→ Set problem
Leave out the pictures and reproduce all of the data exactly.

→ Data for this task
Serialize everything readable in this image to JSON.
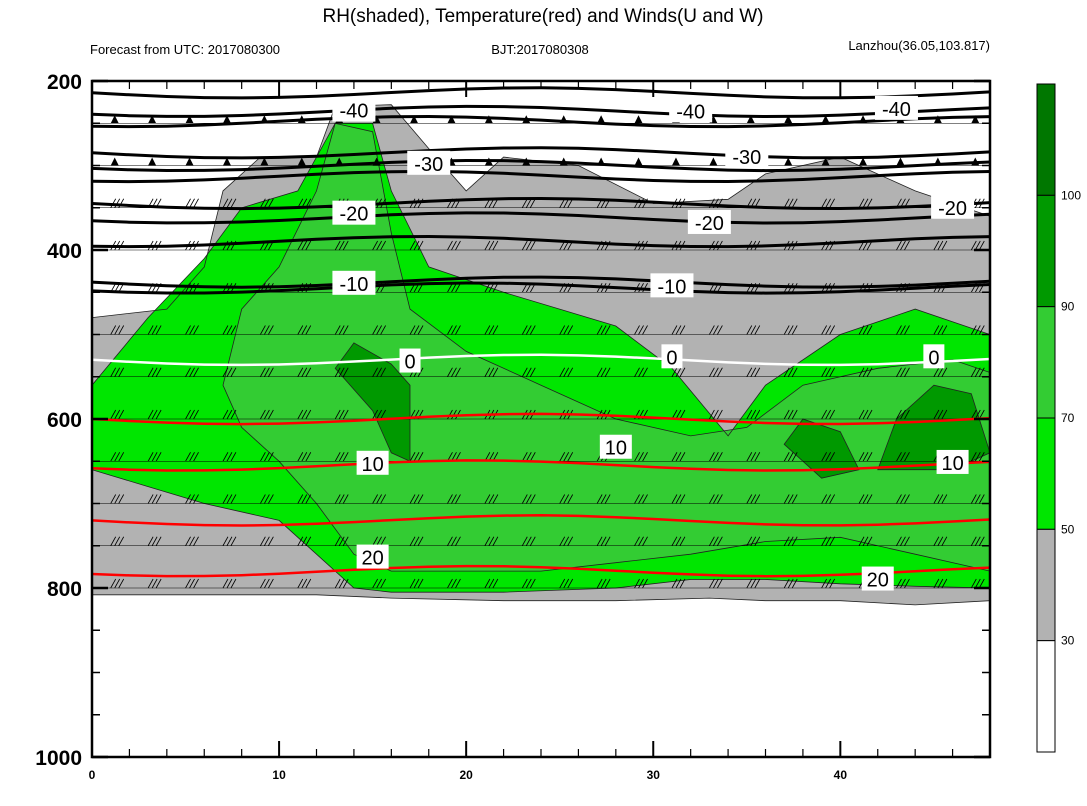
{
  "chart_data": {
    "type": "heatmap",
    "title": "RH(shaded), Temperature(red) and Winds(U and W)",
    "subtitle_left": "Forecast from UTC: 2017080300",
    "subtitle_center": "BJT:2017080308",
    "subtitle_right": "Lanzhou(36.05,103.817)",
    "x_ticks": [
      0,
      10,
      20,
      30,
      40
    ],
    "y_ticks": [
      200,
      400,
      600,
      800,
      1000
    ],
    "xlim": [
      0,
      48
    ],
    "ylim": [
      1000,
      200
    ],
    "colorbar": {
      "levels": [
        30,
        50,
        70,
        90,
        100
      ],
      "colors": [
        "#ffffff",
        "#b2b2b2",
        "#00e600",
        "#33cc33",
        "#009900",
        "#007700"
      ]
    },
    "temperature_contours": [
      {
        "level": -40,
        "color": "#000000",
        "labels": [
          {
            "x": 14,
            "p": 235
          },
          {
            "x": 32,
            "p": 236
          },
          {
            "x": 43,
            "p": 233
          }
        ]
      },
      {
        "level": -30,
        "color": "#000000",
        "labels": [
          {
            "x": 18,
            "p": 298
          },
          {
            "x": 35,
            "p": 290
          }
        ]
      },
      {
        "level": -20,
        "color": "#000000",
        "labels": [
          {
            "x": 14,
            "p": 357
          },
          {
            "x": 33,
            "p": 368
          },
          {
            "x": 46,
            "p": 350
          }
        ]
      },
      {
        "level": -10,
        "color": "#000000",
        "labels": [
          {
            "x": 14,
            "p": 440
          },
          {
            "x": 31,
            "p": 443
          }
        ]
      },
      {
        "level": 0,
        "color": "#ffffff",
        "labels": [
          {
            "x": 17,
            "p": 532
          },
          {
            "x": 31,
            "p": 527
          },
          {
            "x": 45,
            "p": 527
          }
        ]
      },
      {
        "level": 10,
        "color": "#ff0000",
        "labels": [
          {
            "x": 15,
            "p": 653
          },
          {
            "x": 28,
            "p": 634
          },
          {
            "x": 46,
            "p": 652
          }
        ]
      },
      {
        "level": 20,
        "color": "#ff0000",
        "labels": [
          {
            "x": 15,
            "p": 764
          },
          {
            "x": 42,
            "p": 790
          }
        ]
      }
    ],
    "wind_barb_levels": [
      250,
      300,
      350,
      400,
      450,
      500,
      550,
      600,
      650,
      700,
      750,
      800
    ]
  }
}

→ Solution for this task
Serialize everything readable in this image to JSON.
{
  "chart_data": {
    "type": "heatmap",
    "title": "RH(shaded), Temperature(red) and Winds(U and W)",
    "subtitle_left": "Forecast from UTC: 2017080300",
    "subtitle_center": "BJT:2017080308",
    "subtitle_right": "Lanzhou(36.05,103.817)",
    "x_ticks": [
      0,
      10,
      20,
      30,
      40
    ],
    "y_ticks": [
      200,
      400,
      600,
      800,
      1000
    ],
    "xlim": [
      0,
      48
    ],
    "ylim": [
      1000,
      200
    ],
    "colorbar": {
      "levels": [
        30,
        50,
        70,
        90,
        100
      ],
      "colors": [
        "#ffffff",
        "#b2b2b2",
        "#00e600",
        "#33cc33",
        "#009900",
        "#007700"
      ]
    },
    "temperature_contours": [
      {
        "level": -40,
        "color": "#000000",
        "labels": [
          {
            "x": 14,
            "p": 235
          },
          {
            "x": 32,
            "p": 236
          },
          {
            "x": 43,
            "p": 233
          }
        ]
      },
      {
        "level": -30,
        "color": "#000000",
        "labels": [
          {
            "x": 18,
            "p": 298
          },
          {
            "x": 35,
            "p": 290
          }
        ]
      },
      {
        "level": -20,
        "color": "#000000",
        "labels": [
          {
            "x": 14,
            "p": 357
          },
          {
            "x": 33,
            "p": 368
          },
          {
            "x": 46,
            "p": 350
          }
        ]
      },
      {
        "level": -10,
        "color": "#000000",
        "labels": [
          {
            "x": 14,
            "p": 440
          },
          {
            "x": 31,
            "p": 443
          }
        ]
      },
      {
        "level": 0,
        "color": "#ffffff",
        "labels": [
          {
            "x": 17,
            "p": 532
          },
          {
            "x": 31,
            "p": 527
          },
          {
            "x": 45,
            "p": 527
          }
        ]
      },
      {
        "level": 10,
        "color": "#ff0000",
        "labels": [
          {
            "x": 15,
            "p": 653
          },
          {
            "x": 28,
            "p": 634
          },
          {
            "x": 46,
            "p": 652
          }
        ]
      },
      {
        "level": 20,
        "color": "#ff0000",
        "labels": [
          {
            "x": 15,
            "p": 764
          },
          {
            "x": 42,
            "p": 790
          }
        ]
      }
    ],
    "wind_barb_levels": [
      250,
      300,
      350,
      400,
      450,
      500,
      550,
      600,
      650,
      700,
      750,
      800
    ]
  }
}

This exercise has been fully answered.